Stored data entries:

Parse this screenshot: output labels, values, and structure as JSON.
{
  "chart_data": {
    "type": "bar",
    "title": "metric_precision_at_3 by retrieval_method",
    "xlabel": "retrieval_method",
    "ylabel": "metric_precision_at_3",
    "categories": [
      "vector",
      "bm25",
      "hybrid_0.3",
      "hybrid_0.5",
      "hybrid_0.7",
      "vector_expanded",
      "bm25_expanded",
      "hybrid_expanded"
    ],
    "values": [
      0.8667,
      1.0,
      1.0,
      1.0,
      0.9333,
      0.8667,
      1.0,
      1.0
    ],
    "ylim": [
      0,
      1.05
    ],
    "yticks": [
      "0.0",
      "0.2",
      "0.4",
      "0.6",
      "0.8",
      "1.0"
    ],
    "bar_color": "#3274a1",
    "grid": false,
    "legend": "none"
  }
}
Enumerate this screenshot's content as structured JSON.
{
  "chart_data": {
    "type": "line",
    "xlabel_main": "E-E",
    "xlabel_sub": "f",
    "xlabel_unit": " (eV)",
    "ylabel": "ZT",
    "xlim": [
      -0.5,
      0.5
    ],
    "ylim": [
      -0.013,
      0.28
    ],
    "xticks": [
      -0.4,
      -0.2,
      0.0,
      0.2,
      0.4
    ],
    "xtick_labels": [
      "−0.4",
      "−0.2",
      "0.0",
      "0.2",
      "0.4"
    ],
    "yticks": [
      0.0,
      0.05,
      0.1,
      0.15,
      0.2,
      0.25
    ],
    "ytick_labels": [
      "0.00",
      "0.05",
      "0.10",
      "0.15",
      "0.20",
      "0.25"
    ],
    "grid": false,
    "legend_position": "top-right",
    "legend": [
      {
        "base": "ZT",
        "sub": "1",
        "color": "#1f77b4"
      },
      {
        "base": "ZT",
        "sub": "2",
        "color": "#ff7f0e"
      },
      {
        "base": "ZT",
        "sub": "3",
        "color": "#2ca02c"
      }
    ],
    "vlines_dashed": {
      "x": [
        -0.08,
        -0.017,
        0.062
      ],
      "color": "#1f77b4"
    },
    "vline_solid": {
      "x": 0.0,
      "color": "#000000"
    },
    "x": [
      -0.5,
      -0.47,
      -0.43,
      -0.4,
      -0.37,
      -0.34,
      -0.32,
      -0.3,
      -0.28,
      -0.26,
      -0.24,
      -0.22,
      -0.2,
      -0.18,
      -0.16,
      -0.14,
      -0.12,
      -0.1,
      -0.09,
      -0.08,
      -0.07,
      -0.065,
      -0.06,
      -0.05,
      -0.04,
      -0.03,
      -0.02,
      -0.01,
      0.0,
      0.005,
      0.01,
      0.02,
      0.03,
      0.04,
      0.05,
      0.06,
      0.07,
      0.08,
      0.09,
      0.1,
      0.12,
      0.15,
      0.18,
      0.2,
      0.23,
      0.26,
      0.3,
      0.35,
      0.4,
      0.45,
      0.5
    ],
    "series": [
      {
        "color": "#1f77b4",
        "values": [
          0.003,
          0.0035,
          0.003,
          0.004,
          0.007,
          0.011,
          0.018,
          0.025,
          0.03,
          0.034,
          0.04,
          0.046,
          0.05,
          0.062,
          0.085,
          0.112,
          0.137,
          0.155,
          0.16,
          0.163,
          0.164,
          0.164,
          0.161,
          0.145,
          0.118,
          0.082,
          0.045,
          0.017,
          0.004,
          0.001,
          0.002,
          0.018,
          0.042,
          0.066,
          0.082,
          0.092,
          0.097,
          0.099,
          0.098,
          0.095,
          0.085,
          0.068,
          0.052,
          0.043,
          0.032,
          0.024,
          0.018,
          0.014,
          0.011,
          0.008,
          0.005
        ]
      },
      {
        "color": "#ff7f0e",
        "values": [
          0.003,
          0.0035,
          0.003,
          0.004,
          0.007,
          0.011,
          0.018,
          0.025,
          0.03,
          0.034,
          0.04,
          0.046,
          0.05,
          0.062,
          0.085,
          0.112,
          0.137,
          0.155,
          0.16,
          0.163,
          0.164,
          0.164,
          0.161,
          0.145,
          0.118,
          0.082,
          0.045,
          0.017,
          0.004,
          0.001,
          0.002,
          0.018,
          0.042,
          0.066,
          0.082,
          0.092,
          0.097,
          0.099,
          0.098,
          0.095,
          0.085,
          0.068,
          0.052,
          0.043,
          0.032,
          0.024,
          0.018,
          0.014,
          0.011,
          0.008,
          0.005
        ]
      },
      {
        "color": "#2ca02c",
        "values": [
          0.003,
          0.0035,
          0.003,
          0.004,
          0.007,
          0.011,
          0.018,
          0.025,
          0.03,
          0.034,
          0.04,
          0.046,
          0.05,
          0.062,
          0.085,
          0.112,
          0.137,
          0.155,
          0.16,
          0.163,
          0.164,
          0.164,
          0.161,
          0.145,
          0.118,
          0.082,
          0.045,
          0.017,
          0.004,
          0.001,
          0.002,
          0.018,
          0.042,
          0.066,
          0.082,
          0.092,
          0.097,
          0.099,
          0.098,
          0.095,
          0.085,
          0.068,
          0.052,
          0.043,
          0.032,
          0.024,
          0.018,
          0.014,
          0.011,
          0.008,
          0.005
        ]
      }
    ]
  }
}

Work required:
Write the data out again in full and exactly.

Exercise output:
Parse this screenshot: output labels, values, and structure as JSON.
{
  "chart_data": {
    "type": "bar",
    "title": "metric_precision_at_3 by retrieval_method",
    "xlabel": "retrieval_method",
    "ylabel": "metric_precision_at_3",
    "categories": [
      "vector",
      "bm25",
      "hybrid_0.3",
      "hybrid_0.5",
      "hybrid_0.7",
      "vector_expanded",
      "bm25_expanded",
      "hybrid_expanded"
    ],
    "values": [
      0.8667,
      1.0,
      1.0,
      1.0,
      0.9333,
      0.8667,
      1.0,
      1.0
    ],
    "ylim": [
      0,
      1.05
    ],
    "yticks": [
      "0.0",
      "0.2",
      "0.4",
      "0.6",
      "0.8",
      "1.0"
    ],
    "bar_color": "#3274a1",
    "grid": false,
    "legend": "none"
  }
}
Enumerate this screenshot's content as structured JSON.
{
  "chart_data": {
    "type": "line",
    "xlabel_main": "E-E",
    "xlabel_sub": "f",
    "xlabel_unit": " (eV)",
    "ylabel": "ZT",
    "xlim": [
      -0.5,
      0.5
    ],
    "ylim": [
      -0.013,
      0.28
    ],
    "xticks": [
      -0.4,
      -0.2,
      0.0,
      0.2,
      0.4
    ],
    "xtick_labels": [
      "−0.4",
      "−0.2",
      "0.0",
      "0.2",
      "0.4"
    ],
    "yticks": [
      0.0,
      0.05,
      0.1,
      0.15,
      0.2,
      0.25
    ],
    "ytick_labels": [
      "0.00",
      "0.05",
      "0.10",
      "0.15",
      "0.20",
      "0.25"
    ],
    "grid": false,
    "legend_position": "top-right",
    "legend": [
      {
        "base": "ZT",
        "sub": "1",
        "color": "#1f77b4"
      },
      {
        "base": "ZT",
        "sub": "2",
        "color": "#ff7f0e"
      },
      {
        "base": "ZT",
        "sub": "3",
        "color": "#2ca02c"
      }
    ],
    "vlines_dashed": {
      "x": [
        -0.08,
        -0.017,
        0.062
      ],
      "color": "#1f77b4"
    },
    "vline_solid": {
      "x": 0.0,
      "color": "#000000"
    },
    "x": [
      -0.5,
      -0.47,
      -0.43,
      -0.4,
      -0.37,
      -0.34,
      -0.32,
      -0.3,
      -0.28,
      -0.26,
      -0.24,
      -0.22,
      -0.2,
      -0.18,
      -0.16,
      -0.14,
      -0.12,
      -0.1,
      -0.09,
      -0.08,
      -0.07,
      -0.065,
      -0.06,
      -0.05,
      -0.04,
      -0.03,
      -0.02,
      -0.01,
      0.0,
      0.005,
      0.01,
      0.02,
      0.03,
      0.04,
      0.05,
      0.06,
      0.07,
      0.08,
      0.09,
      0.1,
      0.12,
      0.15,
      0.18,
      0.2,
      0.23,
      0.26,
      0.3,
      0.35,
      0.4,
      0.45,
      0.5
    ],
    "series": [
      {
        "color": "#1f77b4",
        "values": [
          0.003,
          0.0035,
          0.003,
          0.004,
          0.007,
          0.011,
          0.018,
          0.025,
          0.03,
          0.034,
          0.04,
          0.046,
          0.05,
          0.062,
          0.085,
          0.112,
          0.137,
          0.155,
          0.16,
          0.163,
          0.164,
          0.164,
          0.161,
          0.145,
          0.118,
          0.082,
          0.045,
          0.017,
          0.004,
          0.001,
          0.002,
          0.018,
          0.042,
          0.066,
          0.082,
          0.092,
          0.097,
          0.099,
          0.098,
          0.095,
          0.085,
          0.068,
          0.052,
          0.043,
          0.032,
          0.024,
          0.018,
          0.014,
          0.011,
          0.008,
          0.005
        ]
      },
      {
        "color": "#ff7f0e",
        "values": [
          0.003,
          0.0035,
          0.003,
          0.004,
          0.007,
          0.011,
          0.018,
          0.025,
          0.03,
          0.034,
          0.04,
          0.046,
          0.05,
          0.062,
          0.085,
          0.112,
          0.137,
          0.155,
          0.16,
          0.163,
          0.164,
          0.164,
          0.161,
          0.145,
          0.118,
          0.082,
          0.045,
          0.017,
          0.004,
          0.001,
          0.002,
          0.018,
          0.042,
          0.066,
          0.082,
          0.092,
          0.097,
          0.099,
          0.098,
          0.095,
          0.085,
          0.068,
          0.052,
          0.043,
          0.032,
          0.024,
          0.018,
          0.014,
          0.011,
          0.008,
          0.005
        ]
      },
      {
        "color": "#2ca02c",
        "values": [
          0.003,
          0.0035,
          0.003,
          0.004,
          0.007,
          0.011,
          0.018,
          0.025,
          0.03,
          0.034,
          0.04,
          0.046,
          0.05,
          0.062,
          0.085,
          0.112,
          0.137,
          0.155,
          0.16,
          0.163,
          0.164,
          0.164,
          0.161,
          0.145,
          0.118,
          0.082,
          0.045,
          0.017,
          0.004,
          0.001,
          0.002,
          0.018,
          0.042,
          0.066,
          0.082,
          0.092,
          0.097,
          0.099,
          0.098,
          0.095,
          0.085,
          0.068,
          0.052,
          0.043,
          0.032,
          0.024,
          0.018,
          0.014,
          0.011,
          0.008,
          0.005
        ]
      }
    ]
  }
}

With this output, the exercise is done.